WORK ORDER
Would you reproduce all of the entries exactly?

Items from a figure collection
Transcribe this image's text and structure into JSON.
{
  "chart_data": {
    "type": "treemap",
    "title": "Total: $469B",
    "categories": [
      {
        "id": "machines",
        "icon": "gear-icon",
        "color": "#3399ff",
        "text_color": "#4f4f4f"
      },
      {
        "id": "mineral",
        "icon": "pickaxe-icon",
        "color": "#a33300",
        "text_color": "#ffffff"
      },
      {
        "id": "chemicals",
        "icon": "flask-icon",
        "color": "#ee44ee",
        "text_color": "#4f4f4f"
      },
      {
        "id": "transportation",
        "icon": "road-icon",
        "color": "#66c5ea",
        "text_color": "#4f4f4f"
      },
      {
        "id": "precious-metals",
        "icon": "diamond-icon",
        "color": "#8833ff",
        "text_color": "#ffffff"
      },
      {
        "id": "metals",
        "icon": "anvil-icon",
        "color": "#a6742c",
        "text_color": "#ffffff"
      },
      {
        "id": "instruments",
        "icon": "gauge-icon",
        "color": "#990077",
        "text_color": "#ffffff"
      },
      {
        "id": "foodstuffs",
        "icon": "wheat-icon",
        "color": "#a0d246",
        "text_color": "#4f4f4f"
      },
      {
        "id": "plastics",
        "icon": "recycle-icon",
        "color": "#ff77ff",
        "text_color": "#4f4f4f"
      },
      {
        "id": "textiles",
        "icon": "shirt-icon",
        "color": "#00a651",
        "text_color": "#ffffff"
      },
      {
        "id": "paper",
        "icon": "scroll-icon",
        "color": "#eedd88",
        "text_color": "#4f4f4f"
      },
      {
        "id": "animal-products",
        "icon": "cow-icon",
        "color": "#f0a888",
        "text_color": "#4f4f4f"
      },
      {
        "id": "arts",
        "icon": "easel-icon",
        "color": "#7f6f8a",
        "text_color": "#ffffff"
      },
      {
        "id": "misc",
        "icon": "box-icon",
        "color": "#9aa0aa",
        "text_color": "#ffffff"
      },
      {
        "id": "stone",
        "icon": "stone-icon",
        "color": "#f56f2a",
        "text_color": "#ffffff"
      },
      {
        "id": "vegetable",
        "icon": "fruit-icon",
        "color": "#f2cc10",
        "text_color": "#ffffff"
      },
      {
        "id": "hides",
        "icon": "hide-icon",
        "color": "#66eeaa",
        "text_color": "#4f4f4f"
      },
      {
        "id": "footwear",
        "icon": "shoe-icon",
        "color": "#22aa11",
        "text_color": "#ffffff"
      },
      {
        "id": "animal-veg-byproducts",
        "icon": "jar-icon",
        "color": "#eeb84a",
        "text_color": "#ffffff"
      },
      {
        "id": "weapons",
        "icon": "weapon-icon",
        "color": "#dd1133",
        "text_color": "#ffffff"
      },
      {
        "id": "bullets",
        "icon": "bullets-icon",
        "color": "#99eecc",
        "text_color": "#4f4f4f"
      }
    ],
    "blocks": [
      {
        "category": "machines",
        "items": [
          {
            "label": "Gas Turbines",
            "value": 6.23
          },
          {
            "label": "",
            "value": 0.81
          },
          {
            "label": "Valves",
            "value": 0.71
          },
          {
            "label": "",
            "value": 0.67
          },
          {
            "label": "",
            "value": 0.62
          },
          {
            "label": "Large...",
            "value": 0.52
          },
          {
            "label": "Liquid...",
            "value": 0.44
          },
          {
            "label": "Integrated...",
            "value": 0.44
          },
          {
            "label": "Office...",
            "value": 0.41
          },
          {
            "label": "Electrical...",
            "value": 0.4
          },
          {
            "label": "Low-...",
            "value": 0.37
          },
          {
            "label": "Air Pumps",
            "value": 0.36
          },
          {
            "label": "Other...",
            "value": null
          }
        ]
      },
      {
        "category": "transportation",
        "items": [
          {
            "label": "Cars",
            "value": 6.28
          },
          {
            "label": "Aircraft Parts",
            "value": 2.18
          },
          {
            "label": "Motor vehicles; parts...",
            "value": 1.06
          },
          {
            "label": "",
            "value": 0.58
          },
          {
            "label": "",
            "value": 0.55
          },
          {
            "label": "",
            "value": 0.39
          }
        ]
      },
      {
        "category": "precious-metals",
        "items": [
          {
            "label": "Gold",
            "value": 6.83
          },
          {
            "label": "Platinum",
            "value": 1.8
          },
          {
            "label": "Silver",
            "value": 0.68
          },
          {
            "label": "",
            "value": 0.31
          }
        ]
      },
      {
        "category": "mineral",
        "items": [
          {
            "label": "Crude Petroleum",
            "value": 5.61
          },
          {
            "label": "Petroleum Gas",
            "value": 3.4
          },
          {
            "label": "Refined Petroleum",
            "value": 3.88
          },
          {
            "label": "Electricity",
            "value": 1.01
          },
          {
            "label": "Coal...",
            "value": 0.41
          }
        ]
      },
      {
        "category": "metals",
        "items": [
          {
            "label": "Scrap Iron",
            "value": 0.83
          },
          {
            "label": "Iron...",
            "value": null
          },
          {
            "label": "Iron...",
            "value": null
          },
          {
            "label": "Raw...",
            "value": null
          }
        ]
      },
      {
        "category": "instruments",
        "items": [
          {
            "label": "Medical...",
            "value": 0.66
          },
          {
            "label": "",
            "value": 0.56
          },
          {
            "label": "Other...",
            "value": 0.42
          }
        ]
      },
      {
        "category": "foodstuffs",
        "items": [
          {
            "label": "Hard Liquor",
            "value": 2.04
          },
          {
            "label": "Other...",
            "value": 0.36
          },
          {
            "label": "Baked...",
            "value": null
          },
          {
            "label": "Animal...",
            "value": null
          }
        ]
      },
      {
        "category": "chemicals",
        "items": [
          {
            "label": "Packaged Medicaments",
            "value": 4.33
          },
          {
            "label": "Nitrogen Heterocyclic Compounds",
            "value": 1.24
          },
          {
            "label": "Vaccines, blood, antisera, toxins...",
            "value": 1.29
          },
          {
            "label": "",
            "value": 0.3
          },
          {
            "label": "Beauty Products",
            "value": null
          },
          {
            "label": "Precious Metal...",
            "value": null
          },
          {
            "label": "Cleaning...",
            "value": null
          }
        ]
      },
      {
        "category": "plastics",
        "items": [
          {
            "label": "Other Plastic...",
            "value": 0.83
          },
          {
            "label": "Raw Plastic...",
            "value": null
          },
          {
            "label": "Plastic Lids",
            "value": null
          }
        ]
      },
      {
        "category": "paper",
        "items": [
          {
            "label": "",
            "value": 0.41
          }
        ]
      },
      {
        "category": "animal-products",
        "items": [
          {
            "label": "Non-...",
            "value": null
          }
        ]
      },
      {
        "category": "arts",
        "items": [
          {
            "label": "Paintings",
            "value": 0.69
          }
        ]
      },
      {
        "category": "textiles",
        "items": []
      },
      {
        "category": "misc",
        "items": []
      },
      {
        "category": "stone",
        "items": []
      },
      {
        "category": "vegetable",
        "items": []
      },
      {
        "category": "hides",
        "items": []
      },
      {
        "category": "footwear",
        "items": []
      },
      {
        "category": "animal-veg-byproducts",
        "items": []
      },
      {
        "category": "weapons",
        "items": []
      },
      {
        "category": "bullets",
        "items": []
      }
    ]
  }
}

SOLUTION TO THE PROBLEM
Transcribe this image's text and structure into JSON.
{
  "chart_data": {
    "type": "treemap",
    "title": "Total: $469B",
    "categories": [
      {
        "id": "machines",
        "icon": "gear-icon",
        "color": "#3399ff",
        "text_color": "#4f4f4f"
      },
      {
        "id": "mineral",
        "icon": "pickaxe-icon",
        "color": "#a33300",
        "text_color": "#ffffff"
      },
      {
        "id": "chemicals",
        "icon": "flask-icon",
        "color": "#ee44ee",
        "text_color": "#4f4f4f"
      },
      {
        "id": "transportation",
        "icon": "road-icon",
        "color": "#66c5ea",
        "text_color": "#4f4f4f"
      },
      {
        "id": "precious-metals",
        "icon": "diamond-icon",
        "color": "#8833ff",
        "text_color": "#ffffff"
      },
      {
        "id": "metals",
        "icon": "anvil-icon",
        "color": "#a6742c",
        "text_color": "#ffffff"
      },
      {
        "id": "instruments",
        "icon": "gauge-icon",
        "color": "#990077",
        "text_color": "#ffffff"
      },
      {
        "id": "foodstuffs",
        "icon": "wheat-icon",
        "color": "#a0d246",
        "text_color": "#4f4f4f"
      },
      {
        "id": "plastics",
        "icon": "recycle-icon",
        "color": "#ff77ff",
        "text_color": "#4f4f4f"
      },
      {
        "id": "textiles",
        "icon": "shirt-icon",
        "color": "#00a651",
        "text_color": "#ffffff"
      },
      {
        "id": "paper",
        "icon": "scroll-icon",
        "color": "#eedd88",
        "text_color": "#4f4f4f"
      },
      {
        "id": "animal-products",
        "icon": "cow-icon",
        "color": "#f0a888",
        "text_color": "#4f4f4f"
      },
      {
        "id": "arts",
        "icon": "easel-icon",
        "color": "#7f6f8a",
        "text_color": "#ffffff"
      },
      {
        "id": "misc",
        "icon": "box-icon",
        "color": "#9aa0aa",
        "text_color": "#ffffff"
      },
      {
        "id": "stone",
        "icon": "stone-icon",
        "color": "#f56f2a",
        "text_color": "#ffffff"
      },
      {
        "id": "vegetable",
        "icon": "fruit-icon",
        "color": "#f2cc10",
        "text_color": "#ffffff"
      },
      {
        "id": "hides",
        "icon": "hide-icon",
        "color": "#66eeaa",
        "text_color": "#4f4f4f"
      },
      {
        "id": "footwear",
        "icon": "shoe-icon",
        "color": "#22aa11",
        "text_color": "#ffffff"
      },
      {
        "id": "animal-veg-byproducts",
        "icon": "jar-icon",
        "color": "#eeb84a",
        "text_color": "#ffffff"
      },
      {
        "id": "weapons",
        "icon": "weapon-icon",
        "color": "#dd1133",
        "text_color": "#ffffff"
      },
      {
        "id": "bullets",
        "icon": "bullets-icon",
        "color": "#99eecc",
        "text_color": "#4f4f4f"
      }
    ],
    "blocks": [
      {
        "category": "machines",
        "items": [
          {
            "label": "Gas Turbines",
            "value": 6.23
          },
          {
            "label": "",
            "value": 0.81
          },
          {
            "label": "Valves",
            "value": 0.71
          },
          {
            "label": "",
            "value": 0.67
          },
          {
            "label": "",
            "value": 0.62
          },
          {
            "label": "Large...",
            "value": 0.52
          },
          {
            "label": "Liquid...",
            "value": 0.44
          },
          {
            "label": "Integrated...",
            "value": 0.44
          },
          {
            "label": "Office...",
            "value": 0.41
          },
          {
            "label": "Electrical...",
            "value": 0.4
          },
          {
            "label": "Low-...",
            "value": 0.37
          },
          {
            "label": "Air Pumps",
            "value": 0.36
          },
          {
            "label": "Other...",
            "value": null
          }
        ]
      },
      {
        "category": "transportation",
        "items": [
          {
            "label": "Cars",
            "value": 6.28
          },
          {
            "label": "Aircraft Parts",
            "value": 2.18
          },
          {
            "label": "Motor vehicles; parts...",
            "value": 1.06
          },
          {
            "label": "",
            "value": 0.58
          },
          {
            "label": "",
            "value": 0.55
          },
          {
            "label": "",
            "value": 0.39
          }
        ]
      },
      {
        "category": "precious-metals",
        "items": [
          {
            "label": "Gold",
            "value": 6.83
          },
          {
            "label": "Platinum",
            "value": 1.8
          },
          {
            "label": "Silver",
            "value": 0.68
          },
          {
            "label": "",
            "value": 0.31
          }
        ]
      },
      {
        "category": "mineral",
        "items": [
          {
            "label": "Crude Petroleum",
            "value": 5.61
          },
          {
            "label": "Petroleum Gas",
            "value": 3.4
          },
          {
            "label": "Refined Petroleum",
            "value": 3.88
          },
          {
            "label": "Electricity",
            "value": 1.01
          },
          {
            "label": "Coal...",
            "value": 0.41
          }
        ]
      },
      {
        "category": "metals",
        "items": [
          {
            "label": "Scrap Iron",
            "value": 0.83
          },
          {
            "label": "Iron...",
            "value": null
          },
          {
            "label": "Iron...",
            "value": null
          },
          {
            "label": "Raw...",
            "value": null
          }
        ]
      },
      {
        "category": "instruments",
        "items": [
          {
            "label": "Medical...",
            "value": 0.66
          },
          {
            "label": "",
            "value": 0.56
          },
          {
            "label": "Other...",
            "value": 0.42
          }
        ]
      },
      {
        "category": "foodstuffs",
        "items": [
          {
            "label": "Hard Liquor",
            "value": 2.04
          },
          {
            "label": "Other...",
            "value": 0.36
          },
          {
            "label": "Baked...",
            "value": null
          },
          {
            "label": "Animal...",
            "value": null
          }
        ]
      },
      {
        "category": "chemicals",
        "items": [
          {
            "label": "Packaged Medicaments",
            "value": 4.33
          },
          {
            "label": "Nitrogen Heterocyclic Compounds",
            "value": 1.24
          },
          {
            "label": "Vaccines, blood, antisera, toxins...",
            "value": 1.29
          },
          {
            "label": "",
            "value": 0.3
          },
          {
            "label": "Beauty Products",
            "value": null
          },
          {
            "label": "Precious Metal...",
            "value": null
          },
          {
            "label": "Cleaning...",
            "value": null
          }
        ]
      },
      {
        "category": "plastics",
        "items": [
          {
            "label": "Other Plastic...",
            "value": 0.83
          },
          {
            "label": "Raw Plastic...",
            "value": null
          },
          {
            "label": "Plastic Lids",
            "value": null
          }
        ]
      },
      {
        "category": "paper",
        "items": [
          {
            "label": "",
            "value": 0.41
          }
        ]
      },
      {
        "category": "animal-products",
        "items": [
          {
            "label": "Non-...",
            "value": null
          }
        ]
      },
      {
        "category": "arts",
        "items": [
          {
            "label": "Paintings",
            "value": 0.69
          }
        ]
      },
      {
        "category": "textiles",
        "items": []
      },
      {
        "category": "misc",
        "items": []
      },
      {
        "category": "stone",
        "items": []
      },
      {
        "category": "vegetable",
        "items": []
      },
      {
        "category": "hides",
        "items": []
      },
      {
        "category": "footwear",
        "items": []
      },
      {
        "category": "animal-veg-byproducts",
        "items": []
      },
      {
        "category": "weapons",
        "items": []
      },
      {
        "category": "bullets",
        "items": []
      }
    ]
  }
}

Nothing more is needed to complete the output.